## Exercise brief
Omit all pictures. Copy the rest of the material exactly.

## Data supplied
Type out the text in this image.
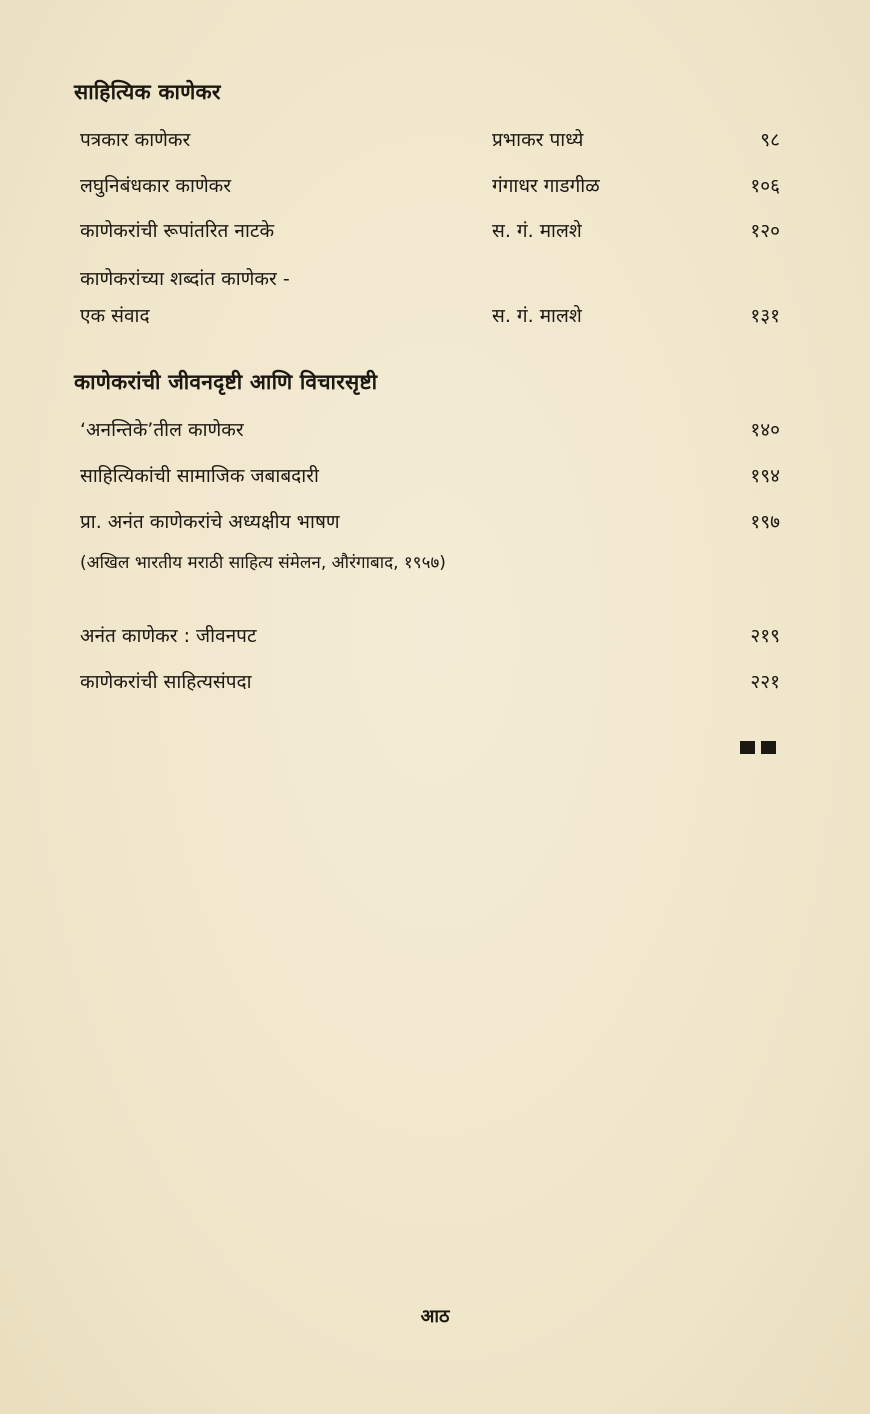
साहित्यिक काणेकर
पत्रकार काणेकर	प्रभाकर पाध्ये	९८
लघुनिबंधकार काणेकर	गंगाधर गाडगीळ	१०६
काणेकरांची रूपांतरित नाटके	स. गं. मालशे	१२०
काणेकरांच्या शब्दांत काणेकर -
एक संवाद	स. गं. मालशे	१३१
काणेकरांची जीवनदृष्टी आणि विचारसृष्टी
‘अनन्तिके’तील काणेकर	१४०
साहित्यिकांची सामाजिक जबाबदारी	१९४
प्रा. अनंत काणेकरांचे अध्यक्षीय भाषण	१९७
(अखिल भारतीय मराठी साहित्य संमेलन, औरंगाबाद, १९५७)
अनंत काणेकर : जीवनपट	२१९
काणेकरांची साहित्यसंपदा	२२१
आठ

## Answer to the exercise
Type out the text in this image.
साहित्यिक काणेकर
पत्रकार काणेकर	प्रभाकर पाध्ये	९८
लघुनिबंधकार काणेकर	गंगाधर गाडगीळ	१०६
काणेकरांची रूपांतरित नाटके	स. गं. मालशे	१२०
काणेकरांच्या शब्दांत काणेकर -
एक संवाद	स. गं. मालशे	१३१
काणेकरांची जीवनदृष्टी आणि विचारसृष्टी
‘अनन्तिके’तील काणेकर	१४०
साहित्यिकांची सामाजिक जबाबदारी	१९४
प्रा. अनंत काणेकरांचे अध्यक्षीय भाषण	१९७
(अखिल भारतीय मराठी साहित्य संमेलन, औरंगाबाद, १९५७)
अनंत काणेकर : जीवनपट	२१९
काणेकरांची साहित्यसंपदा	२२१
आठ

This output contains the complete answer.